→ PERINTAH 1: Dari baris data di bawah, keluarkan ulang tanpa perubahan mulai dari baris yang memuat "y-right-tick-label: 0.025 (957, 138, 971, 168)" sampai dengan dan termasuk baris yang memuat "y-right-tick-label: -0.0015 (957, 455, 971, 496)".

→ POTONGAN DOKUMEN:

Apa yang Norman lakukan mungkin tidak akan terdengar dahsyat jika dilakukan saat ini, saat dukungan gears dan teknologi sudah sangat memadai, saat kompas bidik sudah digantikan oleh GPS dengan tingkat keakuratan yang lebih presisi, serta lebih mudah pula untuk dioperasikan. Ketika Norman Edwin dan kawan kawannya memutuskan untuk menjadi yang pertama membawa sang merah putih ke tujuh puncak benua dunia, keadaan tidak sama seperti sekarang, saat itu tingkat kematian di gunung masih sangat tinggi, informasi tentang gunung masih terbatas, dan peralatan pendukung pendakian pun masih jauh dari praktis, efisien, dan multifungsi seperti saat ini. 

Jadi jelas tantangan Norman Edwin untuk mencapai puncak puncak dunia pada saat itu, jauh lebih berat jika kita bandingkan dengan kondisi saat ini.

→ BARIS YANG DISEDIAKAN:
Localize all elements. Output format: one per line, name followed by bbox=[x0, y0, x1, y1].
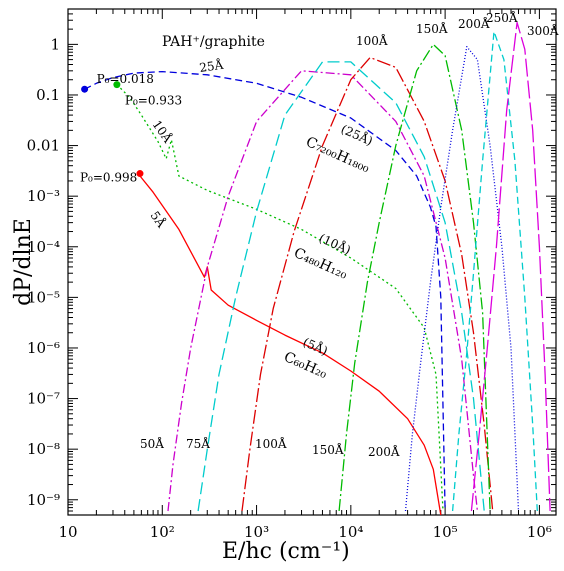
y-tick-label: 10⁻⁷ bbox=[27, 390, 60, 408]
annot-curve-25: 25Å bbox=[198, 57, 224, 75]
y-tick-label: 10⁻⁹ bbox=[27, 491, 60, 509]
start-point-label: P₀=0.998 bbox=[80, 171, 137, 185]
series-line bbox=[404, 46, 520, 512]
start-point bbox=[136, 170, 144, 178]
annot-mol-25-size: (25Å) bbox=[339, 121, 376, 148]
x-tick-label: 10² bbox=[150, 523, 175, 541]
annot-top-300: 300Å bbox=[527, 23, 559, 38]
x-tick-label: 10 bbox=[58, 523, 77, 541]
y-tick-label: 10⁻⁵ bbox=[27, 288, 60, 306]
annot-bottom-150: 150Å bbox=[312, 442, 344, 457]
start-point bbox=[81, 85, 89, 93]
start-markers: P₀=0.018 P₀=0.933 P₀=0.998 bbox=[80, 72, 182, 184]
y-tick-label: 10⁻⁶ bbox=[27, 339, 60, 357]
x-axis-title: E/hc (cm⁻¹) bbox=[222, 539, 350, 564]
y-axis-title: dP/dlnE bbox=[11, 218, 36, 306]
y-tick-label: 10⁻⁴ bbox=[27, 238, 60, 256]
chart-title: PAH⁺/graphite bbox=[162, 34, 265, 50]
annot-top-100: 100Å bbox=[356, 33, 388, 48]
annot-top-150: 150Å bbox=[416, 21, 448, 36]
annot-top-250: 250Å bbox=[486, 10, 518, 25]
annot-bottom-100: 100Å bbox=[255, 436, 287, 451]
y-tick-label: 1 bbox=[50, 35, 60, 53]
series-line bbox=[167, 70, 479, 512]
annot-bottom-75: 75Å bbox=[186, 436, 210, 451]
series-line bbox=[470, 21, 551, 512]
y-tick-label: 0.1 bbox=[36, 86, 60, 104]
series-line bbox=[241, 56, 494, 512]
y-tick-label: 0.01 bbox=[27, 137, 60, 155]
y-tick-label: 10⁻⁸ bbox=[27, 440, 60, 458]
x-tick-label: 10⁶ bbox=[527, 523, 552, 541]
series-line bbox=[84, 70, 446, 512]
series-lines bbox=[84, 21, 551, 516]
series-line bbox=[139, 175, 442, 516]
start-point-label: P₀=0.933 bbox=[125, 94, 182, 108]
start-point-label: P₀=0.018 bbox=[97, 72, 154, 86]
start-point bbox=[113, 81, 121, 89]
tick-labels: 10 10² 10³ 10⁴ 10⁵ 10⁶ 1 0.1 0.01 10⁻³ 10⁻⁴ 10⁻⁵ 10⁻… bbox=[27, 35, 552, 541]
series-line bbox=[451, 30, 538, 512]
y-tick-label: 10⁻³ bbox=[27, 187, 60, 205]
x-tick-label: 10⁴ bbox=[338, 523, 363, 541]
annot-bottom-50: 50Å bbox=[140, 436, 164, 451]
annot-bottom-200: 200Å bbox=[368, 444, 400, 459]
annot-top-200: 200Å bbox=[458, 16, 490, 31]
x-tick-label: 10⁵ bbox=[433, 523, 458, 541]
x-tick-label: 10³ bbox=[244, 523, 269, 541]
annot-mol-10-size: (10Å) bbox=[317, 230, 354, 257]
series-line bbox=[338, 43, 491, 512]
series-line bbox=[197, 61, 485, 512]
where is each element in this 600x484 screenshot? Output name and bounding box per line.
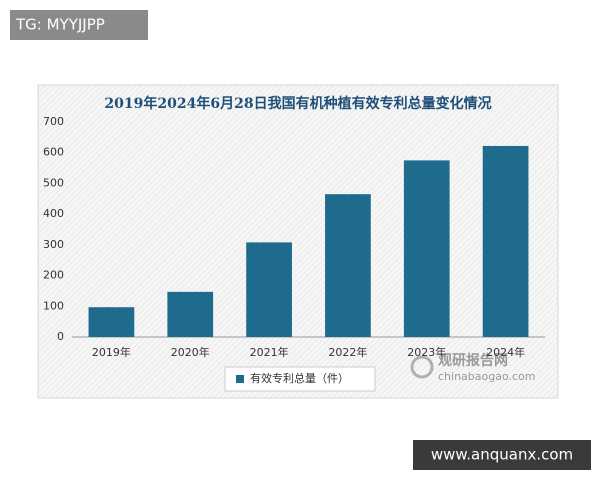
y-tick-label: 100 (43, 299, 64, 312)
logo-url: chinabaogao.com (438, 370, 536, 383)
y-tick-label: 400 (43, 207, 64, 220)
watermark-text: www.anquanx.com (431, 446, 573, 464)
bar (482, 145, 529, 337)
chart-frame (37, 84, 559, 399)
y-tick-label: 500 (43, 176, 64, 189)
bar (325, 194, 371, 337)
bar (167, 291, 214, 337)
y-tick-label: 300 (43, 238, 64, 251)
x-tick-label: 2019年 (92, 345, 131, 359)
watermark-box (413, 440, 591, 470)
bar (88, 307, 135, 337)
x-tick-label: 2021年 (250, 345, 289, 359)
x-tick-label: 2022年 (328, 345, 367, 359)
y-tick-label: 200 (43, 269, 64, 282)
y-tick-label: 700 (43, 115, 64, 128)
logo-name: 观研报告网 (438, 352, 508, 369)
y-tick-label: 0 (57, 330, 64, 343)
logo-icon (410, 355, 434, 379)
bar (246, 242, 292, 337)
x-tick-label: 2023年 (407, 345, 446, 359)
bar (403, 160, 450, 337)
watermark-box (10, 10, 148, 40)
legend-box (224, 366, 376, 392)
y-tick-label: 600 (43, 146, 64, 159)
watermark-text: TG: MYYJJPP (15, 16, 105, 34)
chart-title: 2019年2024年6月28日我国有机种植有效专利总量变化情况 (104, 95, 491, 112)
legend-swatch (236, 375, 244, 383)
x-tick-label: 2020年 (171, 345, 210, 359)
legend-label: 有效专利总量（件） (250, 371, 349, 385)
x-tick-label: 2024年 (486, 345, 525, 359)
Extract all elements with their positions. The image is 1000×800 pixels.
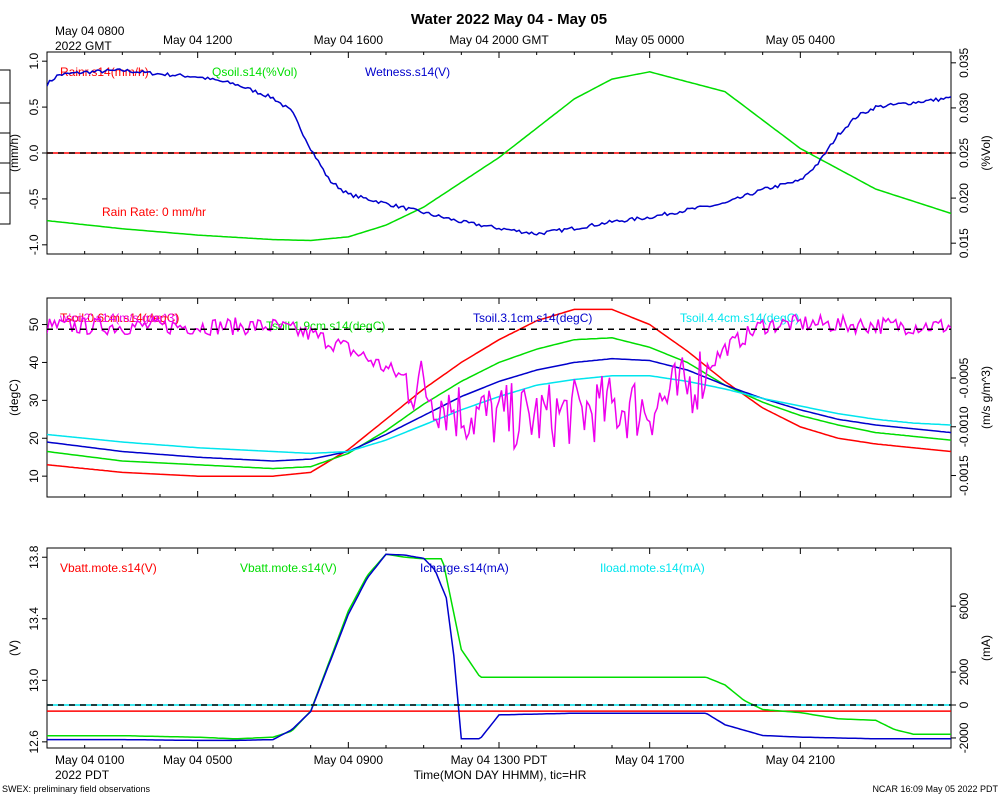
y-right-tick-label: 0.025 (957, 138, 971, 168)
footer-right: NCAR 16:09 May 05 2022 PDT (872, 784, 998, 794)
series-line-Tsoil.1.9cm.s14(degC) (47, 337, 951, 470)
y-right-tick-label: 2000 (957, 658, 971, 685)
bottom-axis-start-line2: 2022 PDT (55, 768, 110, 782)
y-right-tick-label: 0 (957, 701, 971, 708)
y-left-tick-label: 30 (27, 393, 41, 407)
top-time-tick-label: May 04 1600 (314, 33, 384, 47)
y-right-tick-label: -0.0015 (957, 455, 971, 496)
top-time-tick-label: May 04 1200 (163, 33, 233, 47)
y-right-tick-label: 6000 (957, 592, 971, 619)
panel-2: 50 40 30 20 10 -0.0005 -0.0010 -0.0015 (degC) (m/… (7, 297, 993, 498)
legend-label: Tsoil.3.1cm.s14(degC) (473, 311, 592, 325)
y-right-label: (%Vol) (979, 135, 993, 170)
y-right-tick-label: 0.020 (957, 183, 971, 213)
y-left-tick-label: 12.6 (27, 730, 41, 754)
bottom-time-tick-label: May 04 1700 (615, 753, 685, 767)
time-axes: May 04 1200 May 04 1600 May 04 2000 GMT May… (163, 33, 835, 767)
y-left-tick-label: 13.0 (27, 668, 41, 692)
y-left-tick-label: 40 (27, 355, 41, 369)
panel-annotation: Rain Rate: 0 mm/hr (102, 205, 206, 219)
legend-label: Wetness.s14(V) (365, 65, 450, 79)
series-line-Qsoil.s14(%Vol) (47, 71, 951, 242)
panel-frame (46, 547, 952, 749)
y-left-tick-label: -0.5 (27, 188, 41, 209)
y-left-tick-label: 13.4 (27, 607, 41, 631)
y-right-tick-label: 0.030 (957, 93, 971, 123)
y-right-label: (m/s g/m^3) (979, 366, 993, 429)
panel-3: 13.8 13.4 13.0 12.6 6000 2000 0 -2000 (V) (mA) Vba… (7, 545, 993, 753)
y-left-label: (mm/h) (7, 134, 21, 172)
legend-label: w'co2'.s14(m/s g/m^3) (59, 311, 178, 325)
panels: 1.0 0.5 0.0 -0.5 -1.0 0.035 0.030 0.025 0.020 0.0… (7, 47, 993, 753)
y-left-tick-label: -1.0 (27, 234, 41, 255)
y-right-tick-label: 0.015 (957, 228, 971, 258)
series-line-Vbatt.mote.s14(V) (47, 553, 951, 740)
top-time-tick-label: May 05 0400 (766, 33, 836, 47)
y-right-tick-label: -2000 (957, 722, 971, 753)
figure-title: Water 2022 May 04 - May 05 (411, 11, 607, 28)
y-right-tick-label: -0.0010 (957, 406, 971, 447)
legend-label: Vbatt.mote.s14(V) (60, 561, 157, 575)
top-time-tick-label: May 04 2000 GMT (449, 33, 549, 47)
y-left-label: (V) (7, 640, 21, 656)
bottom-time-tick-label: May 04 0500 (163, 753, 233, 767)
y-left-tick-label: 1.0 (27, 53, 41, 70)
y-left-tick-label: 50 (27, 318, 41, 332)
legend-label: Vbatt.mote.s14(V) (240, 561, 337, 575)
y-right-tick-label: 0.035 (957, 47, 971, 77)
legend-label: Qsoil.s14(%Vol) (212, 65, 297, 79)
bottom-time-tick-label: May 04 2100 (766, 753, 836, 767)
top-axis-start-line2: 2022 GMT (55, 39, 112, 53)
series-line-Wetness.s14(V) (47, 68, 951, 236)
bottom-time-tick-label: May 04 0900 (314, 753, 384, 767)
series-line-Tsoil.3.1cm.s14(degC) (47, 357, 951, 462)
x-axis-label: Time(MON DAY HHMM), tic=HR (414, 768, 587, 782)
y-left-tick-label: 0.5 (27, 98, 41, 115)
y-left-label: (degC) (7, 379, 21, 416)
panel-1: 1.0 0.5 0.0 -0.5 -1.0 0.035 0.030 0.025 0.020 0.0… (7, 47, 993, 258)
y-left-tick-label: 20 (27, 431, 41, 445)
bottom-axis-start-line1: May 04 0100 (55, 753, 125, 767)
footer-left: SWEX: preliminary field observations (2, 784, 151, 794)
y-left-tick-label: 13.8 (27, 545, 41, 569)
y-left-tick-label: 10 (27, 469, 41, 483)
bottom-time-tick-label: May 04 1300 PDT (451, 753, 548, 767)
legend-label: Tsoil.1.9cm.s14(degC) (266, 319, 385, 333)
series-line-w'co2'.s14(m/s g/m^3) (47, 312, 951, 452)
y-right-tick-label: -0.0005 (957, 357, 971, 398)
series-line-Tsoil.0.6cm.s14(degC) (47, 308, 951, 477)
y-right-label: (mA) (979, 635, 993, 661)
top-time-tick-label: May 05 0000 (615, 33, 685, 47)
series-line-Icharge.s14(mA) (47, 553, 951, 742)
legend-label: Iload.mote.s14(mA) (600, 561, 705, 575)
legend-label: Tsoil.0.6cm.s14(degC) (60, 311, 179, 325)
top-axis-start-line1: May 04 0800 (55, 24, 125, 38)
series-line-Tsoil.4.4cm.s14(degC) (47, 374, 951, 455)
legend-label: Icharge.s14(mA) (420, 561, 509, 575)
legend-key-box (0, 69, 11, 225)
y-left-tick-label: 0.0 (27, 144, 41, 161)
legend-label: Tsoil.4.4cm.s14(degC) (680, 311, 799, 325)
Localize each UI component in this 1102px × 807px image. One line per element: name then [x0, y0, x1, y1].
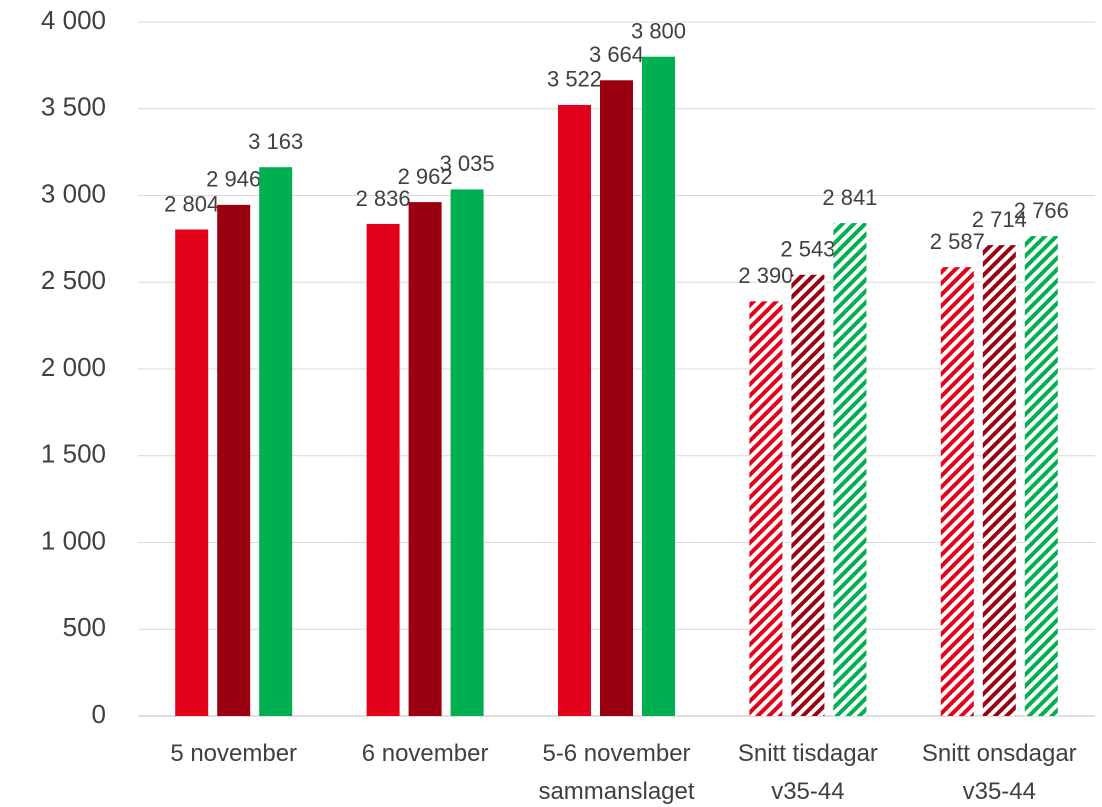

→ PERINTAH 2: Kembalikan seluruh teks tentang pendakian Norman Edwin di atas apa adanya, tanpa mengubah satu karakter pun.

→ KELUARAN YANG DIHARAPKAN 1:
y-right-tick-label: 0.025 (957, 138, 971, 168)
footer-right: NCAR 16:09 May 05 2022 PDT (872, 784, 998, 794)
series-line-Tsoil.1.9cm.s14(degC) (47, 337, 951, 470)
y-right-tick-label: 2000 (957, 658, 971, 685)
bottom-axis-start-line2: 2022 PDT (55, 768, 110, 782)
y-right-tick-label: 0 (957, 701, 971, 708)
y-left-tick-label: 30 (27, 393, 41, 407)
top-time-tick-label: May 04 1600 (314, 33, 384, 47)
y-right-tick-label: -0.0015 (957, 455, 971, 496)

→ KELUARAN YANG DIHARAPKAN 2:
Apa yang Norman lakukan mungkin tidak akan terdengar dahsyat jika dilakukan saat ini, saat dukungan gears dan teknologi sudah sangat memadai, saat kompas bidik sudah digantikan oleh GPS dengan tingkat keakuratan yang lebih presisi, serta lebih mudah pula untuk dioperasikan. Ketika Norman Edwin dan kawan kawannya memutuskan untuk menjadi yang pertama membawa sang merah putih ke tujuh puncak benua dunia, keadaan tidak sama seperti sekarang, saat itu tingkat kematian di gunung masih sangat tinggi, informasi tentang gunung masih terbatas, dan peralatan pendukung pendakian pun masih jauh dari praktis, efisien, dan multifungsi seperti saat ini. 

Jadi jelas tantangan Norman Edwin untuk mencapai puncak puncak dunia pada saat itu, jauh lebih berat jika kita bandingkan dengan kondisi saat ini.